Quote every line of the material beneath this one.

====== SUPPLIED INFORMATION ======

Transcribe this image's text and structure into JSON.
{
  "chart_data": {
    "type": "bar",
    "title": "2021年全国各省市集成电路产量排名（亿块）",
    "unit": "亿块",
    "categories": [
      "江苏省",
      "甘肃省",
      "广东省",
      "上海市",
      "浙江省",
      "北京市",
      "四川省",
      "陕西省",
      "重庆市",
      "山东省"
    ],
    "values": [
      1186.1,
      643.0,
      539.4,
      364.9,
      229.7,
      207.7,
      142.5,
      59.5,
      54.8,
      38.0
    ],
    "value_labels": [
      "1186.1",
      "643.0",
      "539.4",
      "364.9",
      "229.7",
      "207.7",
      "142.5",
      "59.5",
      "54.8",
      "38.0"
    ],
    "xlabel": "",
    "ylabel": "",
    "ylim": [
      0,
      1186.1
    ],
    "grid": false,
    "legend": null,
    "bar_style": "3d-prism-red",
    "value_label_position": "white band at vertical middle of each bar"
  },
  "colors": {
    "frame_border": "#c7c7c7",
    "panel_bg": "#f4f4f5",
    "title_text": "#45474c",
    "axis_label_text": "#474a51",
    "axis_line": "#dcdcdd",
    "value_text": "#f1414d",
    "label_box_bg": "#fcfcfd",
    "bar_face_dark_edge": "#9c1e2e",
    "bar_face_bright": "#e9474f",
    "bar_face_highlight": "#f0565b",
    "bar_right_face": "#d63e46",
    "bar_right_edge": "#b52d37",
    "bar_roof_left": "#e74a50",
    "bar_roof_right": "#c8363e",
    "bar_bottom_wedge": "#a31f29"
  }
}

======

→ WRITTEN REPLY:
Transcribe this image's text and structure into JSON.
{
  "chart_data": {
    "type": "bar",
    "title": "2021年全国各省市集成电路产量排名（亿块）",
    "unit": "亿块",
    "categories": [
      "江苏省",
      "甘肃省",
      "广东省",
      "上海市",
      "浙江省",
      "北京市",
      "四川省",
      "陕西省",
      "重庆市",
      "山东省"
    ],
    "values": [
      1186.1,
      643.0,
      539.4,
      364.9,
      229.7,
      207.7,
      142.5,
      59.5,
      54.8,
      38.0
    ],
    "value_labels": [
      "1186.1",
      "643.0",
      "539.4",
      "364.9",
      "229.7",
      "207.7",
      "142.5",
      "59.5",
      "54.8",
      "38.0"
    ],
    "xlabel": "",
    "ylabel": "",
    "ylim": [
      0,
      1186.1
    ],
    "grid": false,
    "legend": null,
    "bar_style": "3d-prism-red",
    "value_label_position": "white band at vertical middle of each bar"
  },
  "colors": {
    "frame_border": "#c7c7c7",
    "panel_bg": "#f4f4f5",
    "title_text": "#45474c",
    "axis_label_text": "#474a51",
    "axis_line": "#dcdcdd",
    "value_text": "#f1414d",
    "label_box_bg": "#fcfcfd",
    "bar_face_dark_edge": "#9c1e2e",
    "bar_face_bright": "#e9474f",
    "bar_face_highlight": "#f0565b",
    "bar_right_face": "#d63e46",
    "bar_right_edge": "#b52d37",
    "bar_roof_left": "#e74a50",
    "bar_roof_right": "#c8363e",
    "bar_bottom_wedge": "#a31f29"
  }
}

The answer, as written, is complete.